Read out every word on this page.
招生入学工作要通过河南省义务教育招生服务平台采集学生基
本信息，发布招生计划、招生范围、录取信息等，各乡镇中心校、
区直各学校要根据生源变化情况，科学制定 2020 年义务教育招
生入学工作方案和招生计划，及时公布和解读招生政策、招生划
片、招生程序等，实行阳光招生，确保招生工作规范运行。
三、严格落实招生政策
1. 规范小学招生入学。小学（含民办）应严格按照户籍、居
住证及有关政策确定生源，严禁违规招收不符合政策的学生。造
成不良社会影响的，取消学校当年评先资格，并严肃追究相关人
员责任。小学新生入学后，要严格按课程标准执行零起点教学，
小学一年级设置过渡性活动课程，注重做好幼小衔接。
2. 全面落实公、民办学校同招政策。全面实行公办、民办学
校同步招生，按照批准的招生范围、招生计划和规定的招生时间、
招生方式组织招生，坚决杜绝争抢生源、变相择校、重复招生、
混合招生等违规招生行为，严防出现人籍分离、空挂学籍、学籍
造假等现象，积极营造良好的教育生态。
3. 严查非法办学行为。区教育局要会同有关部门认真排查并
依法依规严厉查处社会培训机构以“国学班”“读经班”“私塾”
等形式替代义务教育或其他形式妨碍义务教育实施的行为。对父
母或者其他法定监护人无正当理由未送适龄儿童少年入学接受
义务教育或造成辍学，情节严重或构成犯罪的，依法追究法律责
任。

- WRITTEN INSTRUCTION
Return the listing above word for word.

- TASK RESPONSE
Read out every word on this page.
招生入学工作要通过河南省义务教育招生服务平台采集学生基
本信息，发布招生计划、招生范围、录取信息等，各乡镇中心校、
区直各学校要根据生源变化情况，科学制定 2020 年义务教育招
生入学工作方案和招生计划，及时公布和解读招生政策、招生划
片、招生程序等，实行阳光招生，确保招生工作规范运行。
三、严格落实招生政策
1. 规范小学招生入学。小学（含民办）应严格按照户籍、居
住证及有关政策确定生源，严禁违规招收不符合政策的学生。造
成不良社会影响的，取消学校当年评先资格，并严肃追究相关人
员责任。小学新生入学后，要严格按课程标准执行零起点教学，
小学一年级设置过渡性活动课程，注重做好幼小衔接。
2. 全面落实公、民办学校同招政策。全面实行公办、民办学
校同步招生，按照批准的招生范围、招生计划和规定的招生时间、
招生方式组织招生，坚决杜绝争抢生源、变相择校、重复招生、
混合招生等违规招生行为，严防出现人籍分离、空挂学籍、学籍
造假等现象，积极营造良好的教育生态。
3. 严查非法办学行为。区教育局要会同有关部门认真排查并
依法依规严厉查处社会培训机构以“国学班”“读经班”“私塾”
等形式替代义务教育或其他形式妨碍义务教育实施的行为。对父
母或者其他法定监护人无正当理由未送适龄儿童少年入学接受
义务教育或造成辍学，情节严重或构成犯罪的，依法追究法律责
任。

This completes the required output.